▸ **Records provided**
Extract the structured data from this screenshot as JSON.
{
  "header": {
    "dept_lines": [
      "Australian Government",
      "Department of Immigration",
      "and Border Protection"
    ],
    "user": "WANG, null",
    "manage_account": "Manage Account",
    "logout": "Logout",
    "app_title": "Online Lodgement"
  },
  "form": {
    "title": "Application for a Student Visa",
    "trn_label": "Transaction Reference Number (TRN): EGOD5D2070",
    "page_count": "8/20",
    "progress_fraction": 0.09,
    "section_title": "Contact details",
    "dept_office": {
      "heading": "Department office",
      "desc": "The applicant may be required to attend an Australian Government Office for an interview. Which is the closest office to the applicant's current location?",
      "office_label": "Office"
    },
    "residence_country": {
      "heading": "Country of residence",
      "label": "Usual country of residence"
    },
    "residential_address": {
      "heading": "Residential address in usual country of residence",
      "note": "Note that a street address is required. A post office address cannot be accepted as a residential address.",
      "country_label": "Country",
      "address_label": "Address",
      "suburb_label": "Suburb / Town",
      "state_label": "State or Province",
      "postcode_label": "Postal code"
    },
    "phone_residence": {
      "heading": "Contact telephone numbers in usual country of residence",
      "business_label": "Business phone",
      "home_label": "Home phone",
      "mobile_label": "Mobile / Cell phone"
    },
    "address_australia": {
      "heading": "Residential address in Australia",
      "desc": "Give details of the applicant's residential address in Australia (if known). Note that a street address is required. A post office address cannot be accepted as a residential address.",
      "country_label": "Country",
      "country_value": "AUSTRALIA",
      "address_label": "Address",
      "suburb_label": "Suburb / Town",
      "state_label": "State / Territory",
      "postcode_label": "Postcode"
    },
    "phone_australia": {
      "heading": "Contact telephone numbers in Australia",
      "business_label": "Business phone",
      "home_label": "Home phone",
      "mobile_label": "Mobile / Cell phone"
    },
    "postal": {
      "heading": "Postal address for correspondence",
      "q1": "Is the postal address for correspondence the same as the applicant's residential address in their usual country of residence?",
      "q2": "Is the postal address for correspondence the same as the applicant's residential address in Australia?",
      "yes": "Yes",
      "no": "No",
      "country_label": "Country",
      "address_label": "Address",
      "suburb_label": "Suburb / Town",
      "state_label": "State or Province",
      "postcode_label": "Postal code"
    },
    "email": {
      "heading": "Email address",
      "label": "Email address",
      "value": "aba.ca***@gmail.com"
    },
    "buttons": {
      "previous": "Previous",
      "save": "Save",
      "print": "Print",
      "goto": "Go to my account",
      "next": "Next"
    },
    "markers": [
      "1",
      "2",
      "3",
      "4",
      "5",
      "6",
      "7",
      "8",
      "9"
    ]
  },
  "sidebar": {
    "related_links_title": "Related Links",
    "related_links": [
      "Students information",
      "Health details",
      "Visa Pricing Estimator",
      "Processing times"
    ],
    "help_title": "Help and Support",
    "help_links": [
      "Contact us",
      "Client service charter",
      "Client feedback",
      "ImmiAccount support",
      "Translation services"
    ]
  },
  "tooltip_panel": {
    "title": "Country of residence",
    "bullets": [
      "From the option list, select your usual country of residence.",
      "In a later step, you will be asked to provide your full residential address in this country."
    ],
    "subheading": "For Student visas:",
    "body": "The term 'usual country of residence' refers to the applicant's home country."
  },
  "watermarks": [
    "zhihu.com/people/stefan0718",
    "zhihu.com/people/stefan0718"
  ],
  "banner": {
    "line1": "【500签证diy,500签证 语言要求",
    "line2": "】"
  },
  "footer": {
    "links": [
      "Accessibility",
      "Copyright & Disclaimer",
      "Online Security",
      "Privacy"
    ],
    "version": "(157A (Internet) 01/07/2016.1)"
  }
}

▸ **Given exercise**
Every line in the data above that contains "Contact" needs to be copied.

▸ **Full response**
    "section_title": "Contact details",
      "heading": "Contact telephone numbers in usual country of residence",
      "heading": "Contact telephone numbers in Australia",
      "Contact us",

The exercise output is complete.